■ Stated task ■
Records follow. Copy every line with "Create".

■ The data ■
────────────────────────────────────────
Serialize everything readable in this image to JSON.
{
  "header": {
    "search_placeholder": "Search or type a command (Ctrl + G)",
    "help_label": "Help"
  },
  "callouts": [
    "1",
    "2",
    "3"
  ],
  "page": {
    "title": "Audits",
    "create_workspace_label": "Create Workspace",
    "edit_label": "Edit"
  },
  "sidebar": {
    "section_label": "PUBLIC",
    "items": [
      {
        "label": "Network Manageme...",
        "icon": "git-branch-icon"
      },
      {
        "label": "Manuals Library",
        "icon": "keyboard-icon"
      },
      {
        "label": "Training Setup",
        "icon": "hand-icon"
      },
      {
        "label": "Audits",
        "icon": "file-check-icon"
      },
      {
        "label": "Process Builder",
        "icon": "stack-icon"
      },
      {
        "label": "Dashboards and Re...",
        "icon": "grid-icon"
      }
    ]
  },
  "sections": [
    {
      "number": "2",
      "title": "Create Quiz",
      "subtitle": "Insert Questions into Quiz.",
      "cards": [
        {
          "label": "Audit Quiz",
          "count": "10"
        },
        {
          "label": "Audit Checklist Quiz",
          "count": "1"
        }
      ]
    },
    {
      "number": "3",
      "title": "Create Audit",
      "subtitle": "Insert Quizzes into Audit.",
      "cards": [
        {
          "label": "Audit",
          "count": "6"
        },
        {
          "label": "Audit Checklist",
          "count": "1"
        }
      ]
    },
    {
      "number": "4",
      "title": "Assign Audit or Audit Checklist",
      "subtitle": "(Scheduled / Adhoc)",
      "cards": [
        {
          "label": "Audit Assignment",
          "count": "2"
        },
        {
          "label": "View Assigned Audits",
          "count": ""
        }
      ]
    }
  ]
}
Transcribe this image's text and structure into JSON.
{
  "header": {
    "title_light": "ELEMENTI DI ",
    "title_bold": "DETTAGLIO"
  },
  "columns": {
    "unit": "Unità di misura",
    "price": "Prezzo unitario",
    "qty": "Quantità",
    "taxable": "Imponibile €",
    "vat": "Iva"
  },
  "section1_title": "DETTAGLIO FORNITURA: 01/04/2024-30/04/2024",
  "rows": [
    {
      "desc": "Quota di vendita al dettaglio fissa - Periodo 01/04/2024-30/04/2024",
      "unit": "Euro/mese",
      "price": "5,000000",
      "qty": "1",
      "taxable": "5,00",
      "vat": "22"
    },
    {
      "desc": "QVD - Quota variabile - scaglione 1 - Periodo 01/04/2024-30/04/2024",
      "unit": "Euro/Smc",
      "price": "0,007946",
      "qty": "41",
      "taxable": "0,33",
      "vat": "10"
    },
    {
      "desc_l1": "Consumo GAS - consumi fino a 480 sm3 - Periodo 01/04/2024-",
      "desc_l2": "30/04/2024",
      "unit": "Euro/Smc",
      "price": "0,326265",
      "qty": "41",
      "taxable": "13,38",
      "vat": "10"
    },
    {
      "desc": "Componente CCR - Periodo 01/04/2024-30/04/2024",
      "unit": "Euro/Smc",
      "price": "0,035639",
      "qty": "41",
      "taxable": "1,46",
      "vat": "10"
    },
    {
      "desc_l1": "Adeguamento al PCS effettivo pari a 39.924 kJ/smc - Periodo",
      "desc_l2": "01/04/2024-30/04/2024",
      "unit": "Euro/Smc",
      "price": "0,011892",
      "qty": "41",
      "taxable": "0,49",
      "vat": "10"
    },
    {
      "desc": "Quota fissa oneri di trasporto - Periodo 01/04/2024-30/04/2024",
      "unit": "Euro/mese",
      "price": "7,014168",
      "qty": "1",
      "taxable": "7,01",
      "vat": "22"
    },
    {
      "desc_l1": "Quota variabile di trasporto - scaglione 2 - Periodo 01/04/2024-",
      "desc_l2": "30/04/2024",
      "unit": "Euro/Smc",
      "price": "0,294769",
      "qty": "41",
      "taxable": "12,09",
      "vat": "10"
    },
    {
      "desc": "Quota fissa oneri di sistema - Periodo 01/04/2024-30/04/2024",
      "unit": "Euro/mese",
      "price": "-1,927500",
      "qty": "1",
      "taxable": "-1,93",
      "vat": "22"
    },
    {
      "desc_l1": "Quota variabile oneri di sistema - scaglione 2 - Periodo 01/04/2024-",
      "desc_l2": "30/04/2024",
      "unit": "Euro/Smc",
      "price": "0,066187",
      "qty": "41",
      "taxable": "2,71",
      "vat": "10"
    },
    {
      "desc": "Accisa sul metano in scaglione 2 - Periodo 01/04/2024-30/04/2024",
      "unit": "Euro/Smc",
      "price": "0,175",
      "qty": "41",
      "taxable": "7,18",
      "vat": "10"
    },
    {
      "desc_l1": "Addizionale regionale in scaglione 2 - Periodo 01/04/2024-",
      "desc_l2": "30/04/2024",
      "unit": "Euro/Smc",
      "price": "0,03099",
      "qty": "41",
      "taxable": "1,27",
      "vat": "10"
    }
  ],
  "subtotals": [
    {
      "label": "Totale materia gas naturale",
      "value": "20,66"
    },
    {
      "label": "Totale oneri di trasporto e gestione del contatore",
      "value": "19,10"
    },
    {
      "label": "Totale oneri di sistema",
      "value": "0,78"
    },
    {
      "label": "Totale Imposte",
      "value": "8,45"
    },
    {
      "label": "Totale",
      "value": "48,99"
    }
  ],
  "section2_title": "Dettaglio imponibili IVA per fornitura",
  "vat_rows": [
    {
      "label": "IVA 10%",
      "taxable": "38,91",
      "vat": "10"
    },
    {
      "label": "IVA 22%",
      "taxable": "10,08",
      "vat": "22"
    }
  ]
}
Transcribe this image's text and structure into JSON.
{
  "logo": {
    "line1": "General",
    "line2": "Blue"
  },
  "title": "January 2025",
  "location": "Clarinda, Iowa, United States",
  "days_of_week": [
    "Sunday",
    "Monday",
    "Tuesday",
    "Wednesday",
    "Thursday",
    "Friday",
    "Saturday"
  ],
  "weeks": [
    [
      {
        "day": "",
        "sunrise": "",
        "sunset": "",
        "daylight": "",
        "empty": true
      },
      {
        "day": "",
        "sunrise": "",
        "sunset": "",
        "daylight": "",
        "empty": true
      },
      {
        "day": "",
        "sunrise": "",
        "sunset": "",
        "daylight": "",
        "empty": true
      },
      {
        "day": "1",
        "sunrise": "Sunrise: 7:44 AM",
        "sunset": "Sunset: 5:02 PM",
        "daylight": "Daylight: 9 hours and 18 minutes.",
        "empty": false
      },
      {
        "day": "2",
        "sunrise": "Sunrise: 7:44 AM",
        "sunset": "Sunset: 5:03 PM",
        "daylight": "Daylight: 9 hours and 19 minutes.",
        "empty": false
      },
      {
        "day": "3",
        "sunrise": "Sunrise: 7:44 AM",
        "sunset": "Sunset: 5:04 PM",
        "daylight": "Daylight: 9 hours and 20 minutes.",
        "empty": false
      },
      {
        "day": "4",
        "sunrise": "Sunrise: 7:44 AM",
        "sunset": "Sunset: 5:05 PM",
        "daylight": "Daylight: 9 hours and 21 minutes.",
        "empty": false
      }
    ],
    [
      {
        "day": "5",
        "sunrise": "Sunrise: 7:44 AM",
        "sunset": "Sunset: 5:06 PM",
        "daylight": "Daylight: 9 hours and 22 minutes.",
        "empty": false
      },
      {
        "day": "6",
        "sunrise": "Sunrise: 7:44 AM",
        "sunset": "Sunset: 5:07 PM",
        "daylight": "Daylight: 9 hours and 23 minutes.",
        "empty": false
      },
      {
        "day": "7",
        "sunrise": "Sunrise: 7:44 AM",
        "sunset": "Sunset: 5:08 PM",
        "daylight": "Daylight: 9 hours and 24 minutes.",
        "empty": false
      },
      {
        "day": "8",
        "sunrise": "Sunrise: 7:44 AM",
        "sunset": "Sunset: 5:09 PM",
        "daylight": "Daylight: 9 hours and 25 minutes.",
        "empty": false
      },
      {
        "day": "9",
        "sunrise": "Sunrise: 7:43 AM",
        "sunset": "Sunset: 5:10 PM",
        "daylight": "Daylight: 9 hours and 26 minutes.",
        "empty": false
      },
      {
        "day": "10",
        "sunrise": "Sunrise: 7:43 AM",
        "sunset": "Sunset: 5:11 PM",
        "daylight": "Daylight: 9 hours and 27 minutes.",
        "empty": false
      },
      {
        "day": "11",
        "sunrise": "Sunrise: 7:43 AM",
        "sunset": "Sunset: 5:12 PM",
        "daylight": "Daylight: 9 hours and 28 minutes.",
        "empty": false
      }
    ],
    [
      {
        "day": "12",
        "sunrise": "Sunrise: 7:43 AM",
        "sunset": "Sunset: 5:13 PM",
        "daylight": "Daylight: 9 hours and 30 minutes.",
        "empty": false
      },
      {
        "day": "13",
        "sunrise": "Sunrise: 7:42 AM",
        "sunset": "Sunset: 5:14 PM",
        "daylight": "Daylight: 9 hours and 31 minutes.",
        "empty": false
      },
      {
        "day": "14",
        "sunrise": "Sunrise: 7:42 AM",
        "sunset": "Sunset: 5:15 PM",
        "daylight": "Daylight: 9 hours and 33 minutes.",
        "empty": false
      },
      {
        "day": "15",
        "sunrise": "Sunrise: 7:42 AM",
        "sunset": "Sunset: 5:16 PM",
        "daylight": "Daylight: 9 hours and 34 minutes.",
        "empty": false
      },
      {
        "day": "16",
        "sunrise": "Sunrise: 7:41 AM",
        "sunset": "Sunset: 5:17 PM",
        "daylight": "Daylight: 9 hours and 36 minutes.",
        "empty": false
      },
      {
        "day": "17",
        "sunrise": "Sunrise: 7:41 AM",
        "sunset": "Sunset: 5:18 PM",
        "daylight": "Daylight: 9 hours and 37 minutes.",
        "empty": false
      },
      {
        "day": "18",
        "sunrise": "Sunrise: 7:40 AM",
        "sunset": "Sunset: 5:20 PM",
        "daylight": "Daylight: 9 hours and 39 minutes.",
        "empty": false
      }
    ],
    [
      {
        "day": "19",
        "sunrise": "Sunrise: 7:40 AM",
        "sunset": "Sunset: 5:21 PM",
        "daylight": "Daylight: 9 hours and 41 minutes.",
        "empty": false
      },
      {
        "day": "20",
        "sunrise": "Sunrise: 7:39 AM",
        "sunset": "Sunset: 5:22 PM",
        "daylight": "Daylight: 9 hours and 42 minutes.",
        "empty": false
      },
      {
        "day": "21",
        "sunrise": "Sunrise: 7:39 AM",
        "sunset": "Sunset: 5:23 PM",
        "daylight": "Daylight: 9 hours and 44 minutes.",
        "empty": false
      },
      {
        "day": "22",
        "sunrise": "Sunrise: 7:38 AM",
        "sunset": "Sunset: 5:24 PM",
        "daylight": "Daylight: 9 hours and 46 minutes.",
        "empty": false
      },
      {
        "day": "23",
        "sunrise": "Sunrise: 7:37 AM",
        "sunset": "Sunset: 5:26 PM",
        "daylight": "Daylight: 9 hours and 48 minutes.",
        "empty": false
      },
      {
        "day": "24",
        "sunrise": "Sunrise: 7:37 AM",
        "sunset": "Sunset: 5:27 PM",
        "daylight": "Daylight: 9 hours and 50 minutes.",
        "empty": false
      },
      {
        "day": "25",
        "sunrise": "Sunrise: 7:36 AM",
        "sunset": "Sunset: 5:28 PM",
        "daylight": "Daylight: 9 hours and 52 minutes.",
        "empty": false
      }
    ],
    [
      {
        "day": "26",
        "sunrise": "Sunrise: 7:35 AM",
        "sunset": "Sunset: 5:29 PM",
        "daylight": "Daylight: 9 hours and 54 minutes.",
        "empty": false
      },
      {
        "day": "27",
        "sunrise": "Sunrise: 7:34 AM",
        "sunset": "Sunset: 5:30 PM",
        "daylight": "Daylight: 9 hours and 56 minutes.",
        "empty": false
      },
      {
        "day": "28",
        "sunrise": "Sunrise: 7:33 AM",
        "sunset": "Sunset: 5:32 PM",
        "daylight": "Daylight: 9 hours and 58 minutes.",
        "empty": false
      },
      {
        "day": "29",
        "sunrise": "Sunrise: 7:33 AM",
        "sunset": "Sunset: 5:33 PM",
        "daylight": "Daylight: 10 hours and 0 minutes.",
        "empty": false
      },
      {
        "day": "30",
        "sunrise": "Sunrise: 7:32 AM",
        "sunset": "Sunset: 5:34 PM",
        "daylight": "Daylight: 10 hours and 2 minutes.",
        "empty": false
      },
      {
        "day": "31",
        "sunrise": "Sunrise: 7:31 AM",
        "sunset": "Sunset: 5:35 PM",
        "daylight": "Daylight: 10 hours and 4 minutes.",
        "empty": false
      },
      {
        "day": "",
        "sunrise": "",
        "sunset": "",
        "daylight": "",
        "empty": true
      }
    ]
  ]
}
────────────────────────────────────────
■ Final answer ■
    "create_workspace_label": "Create Workspace",
      "title": "Create Quiz",
      "title": "Create Audit",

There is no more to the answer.